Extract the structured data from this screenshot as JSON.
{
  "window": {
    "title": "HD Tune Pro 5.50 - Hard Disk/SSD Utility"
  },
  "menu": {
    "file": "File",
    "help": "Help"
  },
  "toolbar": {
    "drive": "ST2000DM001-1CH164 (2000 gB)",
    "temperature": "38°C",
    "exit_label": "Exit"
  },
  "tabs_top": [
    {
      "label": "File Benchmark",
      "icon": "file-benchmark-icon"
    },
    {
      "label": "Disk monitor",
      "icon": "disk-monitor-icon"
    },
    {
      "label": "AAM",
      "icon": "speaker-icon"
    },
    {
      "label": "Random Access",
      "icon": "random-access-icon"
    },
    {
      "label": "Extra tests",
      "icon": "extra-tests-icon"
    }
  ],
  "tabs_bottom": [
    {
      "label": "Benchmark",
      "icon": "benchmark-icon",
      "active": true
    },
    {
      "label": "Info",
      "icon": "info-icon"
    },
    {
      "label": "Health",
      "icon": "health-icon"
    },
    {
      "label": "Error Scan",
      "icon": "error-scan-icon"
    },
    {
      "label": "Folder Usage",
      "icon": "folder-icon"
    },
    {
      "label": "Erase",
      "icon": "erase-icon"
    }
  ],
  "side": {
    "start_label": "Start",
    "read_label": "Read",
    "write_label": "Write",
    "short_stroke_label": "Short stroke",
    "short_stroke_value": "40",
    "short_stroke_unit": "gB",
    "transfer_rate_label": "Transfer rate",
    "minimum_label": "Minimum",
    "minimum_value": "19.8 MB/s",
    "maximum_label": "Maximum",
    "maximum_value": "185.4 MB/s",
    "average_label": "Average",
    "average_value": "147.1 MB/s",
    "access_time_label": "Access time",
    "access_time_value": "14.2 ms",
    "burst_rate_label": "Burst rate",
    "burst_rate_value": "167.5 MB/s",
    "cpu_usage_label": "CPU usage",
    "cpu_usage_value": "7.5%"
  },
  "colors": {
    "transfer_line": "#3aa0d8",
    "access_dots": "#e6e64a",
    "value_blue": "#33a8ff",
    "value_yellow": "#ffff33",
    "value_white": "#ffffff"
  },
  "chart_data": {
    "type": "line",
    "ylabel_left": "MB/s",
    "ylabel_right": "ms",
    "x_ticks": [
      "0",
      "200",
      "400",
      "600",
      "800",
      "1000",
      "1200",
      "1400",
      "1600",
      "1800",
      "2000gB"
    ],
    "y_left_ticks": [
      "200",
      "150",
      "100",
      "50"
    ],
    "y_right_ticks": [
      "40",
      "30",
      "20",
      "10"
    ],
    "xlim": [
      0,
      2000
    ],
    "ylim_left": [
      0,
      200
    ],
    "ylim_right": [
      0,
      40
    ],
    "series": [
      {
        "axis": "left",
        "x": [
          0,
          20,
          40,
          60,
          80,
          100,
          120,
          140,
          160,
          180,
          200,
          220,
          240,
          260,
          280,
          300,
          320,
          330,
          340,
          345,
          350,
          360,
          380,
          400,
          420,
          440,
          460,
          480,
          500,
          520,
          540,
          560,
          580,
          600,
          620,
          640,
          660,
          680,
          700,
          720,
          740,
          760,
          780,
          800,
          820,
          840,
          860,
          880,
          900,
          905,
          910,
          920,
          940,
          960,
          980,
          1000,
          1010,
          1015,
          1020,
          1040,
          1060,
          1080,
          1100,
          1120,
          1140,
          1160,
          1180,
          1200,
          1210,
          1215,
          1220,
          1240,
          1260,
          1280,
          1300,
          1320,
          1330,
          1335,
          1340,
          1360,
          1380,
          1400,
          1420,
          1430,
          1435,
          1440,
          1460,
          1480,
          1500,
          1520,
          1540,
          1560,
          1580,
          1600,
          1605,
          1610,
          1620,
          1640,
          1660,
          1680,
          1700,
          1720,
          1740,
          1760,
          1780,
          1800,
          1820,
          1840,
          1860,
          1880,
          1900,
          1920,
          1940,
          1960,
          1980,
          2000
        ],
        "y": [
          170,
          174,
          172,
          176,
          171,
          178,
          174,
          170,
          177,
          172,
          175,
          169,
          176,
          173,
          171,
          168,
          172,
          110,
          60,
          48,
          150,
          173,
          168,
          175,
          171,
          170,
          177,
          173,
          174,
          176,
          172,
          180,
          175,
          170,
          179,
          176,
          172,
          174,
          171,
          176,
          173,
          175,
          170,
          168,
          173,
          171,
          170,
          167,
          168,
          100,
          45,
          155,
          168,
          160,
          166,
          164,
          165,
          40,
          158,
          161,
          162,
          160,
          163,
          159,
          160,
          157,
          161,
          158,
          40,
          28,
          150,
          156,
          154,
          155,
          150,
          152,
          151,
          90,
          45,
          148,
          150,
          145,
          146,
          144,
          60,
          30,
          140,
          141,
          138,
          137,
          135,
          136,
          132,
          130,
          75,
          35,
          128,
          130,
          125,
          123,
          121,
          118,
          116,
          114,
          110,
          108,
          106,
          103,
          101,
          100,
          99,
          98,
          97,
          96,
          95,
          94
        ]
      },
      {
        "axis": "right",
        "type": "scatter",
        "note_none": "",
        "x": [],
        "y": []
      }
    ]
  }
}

= = = = =

:: Aim of the exercise ::
Give the listing again, word for word.

:: Result for this exercise ::
Extract the structured data from this screenshot as JSON.
{
  "window": {
    "title": "HD Tune Pro 5.50 - Hard Disk/SSD Utility"
  },
  "menu": {
    "file": "File",
    "help": "Help"
  },
  "toolbar": {
    "drive": "ST2000DM001-1CH164 (2000 gB)",
    "temperature": "38°C",
    "exit_label": "Exit"
  },
  "tabs_top": [
    {
      "label": "File Benchmark",
      "icon": "file-benchmark-icon"
    },
    {
      "label": "Disk monitor",
      "icon": "disk-monitor-icon"
    },
    {
      "label": "AAM",
      "icon": "speaker-icon"
    },
    {
      "label": "Random Access",
      "icon": "random-access-icon"
    },
    {
      "label": "Extra tests",
      "icon": "extra-tests-icon"
    }
  ],
  "tabs_bottom": [
    {
      "label": "Benchmark",
      "icon": "benchmark-icon",
      "active": true
    },
    {
      "label": "Info",
      "icon": "info-icon"
    },
    {
      "label": "Health",
      "icon": "health-icon"
    },
    {
      "label": "Error Scan",
      "icon": "error-scan-icon"
    },
    {
      "label": "Folder Usage",
      "icon": "folder-icon"
    },
    {
      "label": "Erase",
      "icon": "erase-icon"
    }
  ],
  "side": {
    "start_label": "Start",
    "read_label": "Read",
    "write_label": "Write",
    "short_stroke_label": "Short stroke",
    "short_stroke_value": "40",
    "short_stroke_unit": "gB",
    "transfer_rate_label": "Transfer rate",
    "minimum_label": "Minimum",
    "minimum_value": "19.8 MB/s",
    "maximum_label": "Maximum",
    "maximum_value": "185.4 MB/s",
    "average_label": "Average",
    "average_value": "147.1 MB/s",
    "access_time_label": "Access time",
    "access_time_value": "14.2 ms",
    "burst_rate_label": "Burst rate",
    "burst_rate_value": "167.5 MB/s",
    "cpu_usage_label": "CPU usage",
    "cpu_usage_value": "7.5%"
  },
  "colors": {
    "transfer_line": "#3aa0d8",
    "access_dots": "#e6e64a",
    "value_blue": "#33a8ff",
    "value_yellow": "#ffff33",
    "value_white": "#ffffff"
  },
  "chart_data": {
    "type": "line",
    "ylabel_left": "MB/s",
    "ylabel_right": "ms",
    "x_ticks": [
      "0",
      "200",
      "400",
      "600",
      "800",
      "1000",
      "1200",
      "1400",
      "1600",
      "1800",
      "2000gB"
    ],
    "y_left_ticks": [
      "200",
      "150",
      "100",
      "50"
    ],
    "y_right_ticks": [
      "40",
      "30",
      "20",
      "10"
    ],
    "xlim": [
      0,
      2000
    ],
    "ylim_left": [
      0,
      200
    ],
    "ylim_right": [
      0,
      40
    ],
    "series": [
      {
        "axis": "left",
        "x": [
          0,
          20,
          40,
          60,
          80,
          100,
          120,
          140,
          160,
          180,
          200,
          220,
          240,
          260,
          280,
          300,
          320,
          330,
          340,
          345,
          350,
          360,
          380,
          400,
          420,
          440,
          460,
          480,
          500,
          520,
          540,
          560,
          580,
          600,
          620,
          640,
          660,
          680,
          700,
          720,
          740,
          760,
          780,
          800,
          820,
          840,
          860,
          880,
          900,
          905,
          910,
          920,
          940,
          960,
          980,
          1000,
          1010,
          1015,
          1020,
          1040,
          1060,
          1080,
          1100,
          1120,
          1140,
          1160,
          1180,
          1200,
          1210,
          1215,
          1220,
          1240,
          1260,
          1280,
          1300,
          1320,
          1330,
          1335,
          1340,
          1360,
          1380,
          1400,
          1420,
          1430,
          1435,
          1440,
          1460,
          1480,
          1500,
          1520,
          1540,
          1560,
          1580,
          1600,
          1605,
          1610,
          1620,
          1640,
          1660,
          1680,
          1700,
          1720,
          1740,
          1760,
          1780,
          1800,
          1820,
          1840,
          1860,
          1880,
          1900,
          1920,
          1940,
          1960,
          1980,
          2000
        ],
        "y": [
          170,
          174,
          172,
          176,
          171,
          178,
          174,
          170,
          177,
          172,
          175,
          169,
          176,
          173,
          171,
          168,
          172,
          110,
          60,
          48,
          150,
          173,
          168,
          175,
          171,
          170,
          177,
          173,
          174,
          176,
          172,
          180,
          175,
          170,
          179,
          176,
          172,
          174,
          171,
          176,
          173,
          175,
          170,
          168,
          173,
          171,
          170,
          167,
          168,
          100,
          45,
          155,
          168,
          160,
          166,
          164,
          165,
          40,
          158,
          161,
          162,
          160,
          163,
          159,
          160,
          157,
          161,
          158,
          40,
          28,
          150,
          156,
          154,
          155,
          150,
          152,
          151,
          90,
          45,
          148,
          150,
          145,
          146,
          144,
          60,
          30,
          140,
          141,
          138,
          137,
          135,
          136,
          132,
          130,
          75,
          35,
          128,
          130,
          125,
          123,
          121,
          118,
          116,
          114,
          110,
          108,
          106,
          103,
          101,
          100,
          99,
          98,
          97,
          96,
          95,
          94
        ]
      },
      {
        "axis": "right",
        "type": "scatter",
        "note_none": "",
        "x": [],
        "y": []
      }
    ]
  }
}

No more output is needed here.